## Work request 1
Condense the paragraph beginning "The Shanghai-Rotterdam rate fell" in the article below on Asia-Europe container spot rates, keeping its main facts.
## Work request 2
In the article below on Asia-Europe container spot rates, how much did China-Mediterranean spot rates fall this week, and where did they settle?
## Work request 3
Carry on the article below on Asia-Europe container spot rates, picking up after its final sentence rather than after the lines that follow it.

## Excerpted passage
Segment Open

With the market deep in the slow season and capacity still coming online, shippers are not in a mood to pay more on the spot market. Above: the Port of Rotterdam. Photo credit:

The Shanghai-Rotterdam rate fell $32 this week to $585 per TEU, now 32 percent lower than at the same time in 2017, according to the latest reading of the Shanghai Shipping Exchange’s Shanghai Containerized Freight Index. It is the lowest level the spot price has been in more than a year and the first time in over 12 months the rate has dropped under the $600 per TEU mark.

China-Mediterranean spot rates, by contrast, have been less volatile and lost $16 this week to settle at $600 per TEU, 27 percent down year over year. The weekly rate movements are tracked by the JOC Shipping & Logistics Pricing Hub.

Carriers are trying to lift the Asia-North Europe and Asia-Mediterranean spot market and increase freight-all-kinds rates from May 1 after customers completely ignored the mid-April increases levied by the lines.

Segment Closed

## Data excerpts
Segment Open

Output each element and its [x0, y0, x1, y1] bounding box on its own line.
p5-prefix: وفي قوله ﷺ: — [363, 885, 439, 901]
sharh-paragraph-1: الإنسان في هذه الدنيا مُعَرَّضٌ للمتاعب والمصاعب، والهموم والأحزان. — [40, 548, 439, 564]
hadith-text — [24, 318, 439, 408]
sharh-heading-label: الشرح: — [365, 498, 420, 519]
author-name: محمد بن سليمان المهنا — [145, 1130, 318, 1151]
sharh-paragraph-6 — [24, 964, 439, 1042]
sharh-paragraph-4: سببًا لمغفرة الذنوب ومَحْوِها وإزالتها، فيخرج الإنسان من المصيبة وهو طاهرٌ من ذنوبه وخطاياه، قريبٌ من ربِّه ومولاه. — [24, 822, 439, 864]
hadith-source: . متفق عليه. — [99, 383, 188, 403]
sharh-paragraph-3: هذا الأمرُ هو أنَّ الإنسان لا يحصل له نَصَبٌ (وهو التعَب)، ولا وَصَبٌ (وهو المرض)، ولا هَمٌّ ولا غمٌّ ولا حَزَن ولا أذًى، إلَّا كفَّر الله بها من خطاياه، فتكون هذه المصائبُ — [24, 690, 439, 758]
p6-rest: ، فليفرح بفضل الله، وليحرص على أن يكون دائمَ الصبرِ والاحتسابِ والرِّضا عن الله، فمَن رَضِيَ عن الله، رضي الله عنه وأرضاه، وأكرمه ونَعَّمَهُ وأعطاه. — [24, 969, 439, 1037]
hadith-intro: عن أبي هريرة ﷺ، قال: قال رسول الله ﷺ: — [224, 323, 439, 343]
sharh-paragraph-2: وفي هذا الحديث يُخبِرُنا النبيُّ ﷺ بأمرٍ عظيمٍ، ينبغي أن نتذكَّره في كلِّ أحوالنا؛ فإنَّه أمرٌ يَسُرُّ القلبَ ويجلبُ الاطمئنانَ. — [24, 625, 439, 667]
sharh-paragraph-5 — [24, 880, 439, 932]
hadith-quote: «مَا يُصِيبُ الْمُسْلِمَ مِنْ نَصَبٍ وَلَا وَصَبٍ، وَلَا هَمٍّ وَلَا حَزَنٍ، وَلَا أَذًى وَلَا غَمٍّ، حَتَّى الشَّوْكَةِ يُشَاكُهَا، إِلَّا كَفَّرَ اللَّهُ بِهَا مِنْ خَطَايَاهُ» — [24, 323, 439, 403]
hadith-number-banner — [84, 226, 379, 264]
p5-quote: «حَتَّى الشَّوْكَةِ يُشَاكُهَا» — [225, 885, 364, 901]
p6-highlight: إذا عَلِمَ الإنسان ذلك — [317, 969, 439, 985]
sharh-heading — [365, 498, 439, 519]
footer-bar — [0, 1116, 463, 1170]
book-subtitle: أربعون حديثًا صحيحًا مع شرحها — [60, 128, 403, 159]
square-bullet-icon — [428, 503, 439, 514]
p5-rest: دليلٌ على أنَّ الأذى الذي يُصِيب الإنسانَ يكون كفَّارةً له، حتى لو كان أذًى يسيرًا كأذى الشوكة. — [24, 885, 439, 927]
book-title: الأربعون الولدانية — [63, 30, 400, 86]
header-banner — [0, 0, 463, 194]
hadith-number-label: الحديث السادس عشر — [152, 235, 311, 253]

Segment Closed

## Response box 1
The Shanghai-Rotterdam spot rate dropped $32 this week to $585 per TEU, according to the Shanghai Containerized Freight Index. That is 32 percent below the same point in 2017, the lowest level in more than a year, and the first time in over 12 months that the rate has fallen under $600 per TEU.

## Response box 2
They fell $16 and settled at $600 per TEU.

## Response box 3
Demand, supply factors

With the market deep in the slow season and capacity still coming online, shippers are not in a mood to pay more on the spot market, and rates will continue to be squeezed as long as supply outpaces demand for containerized services, AlixPartners wrote in a recent container shipping outlook for 2018. The global consultancy said total demand — at the very least — would have to meet expectations of a 4 to 5 percent increase to provide any real opportunity for margin growth.
According to IHS Markit data, the global container fleet is projected to expand 4.7 percent this year, just below the projected 4.9 percent increase in global trade. But demand on Asia-Europe in the second quarter is forecast to grow by about 4 percent, less than half the 8.8 percent increase in capacity that is predicted to enter the trade in that period.

While carriers struggle to get rates moving upwards, AlixPartners  believes ongoing fleet consolidation has created a situation where the five top carriers now control almost two-thirds of global capacity. This realignment of ownership has created a unique opportunity for the industry to demonstrate a level of price discipline that has been lacking for years.

But in the report, AlixPartners said it was imperative that carriers curb their voracious appetites for new ships. “New orders slowed, and deliveries were deferred during much of 2017, but in September, the buying spree resumed in earnest, thereby ensuring the continuation of the current margin-crushing balance of supply and demand unless scrappage activity accelerates dramatically,” the consultants wrote.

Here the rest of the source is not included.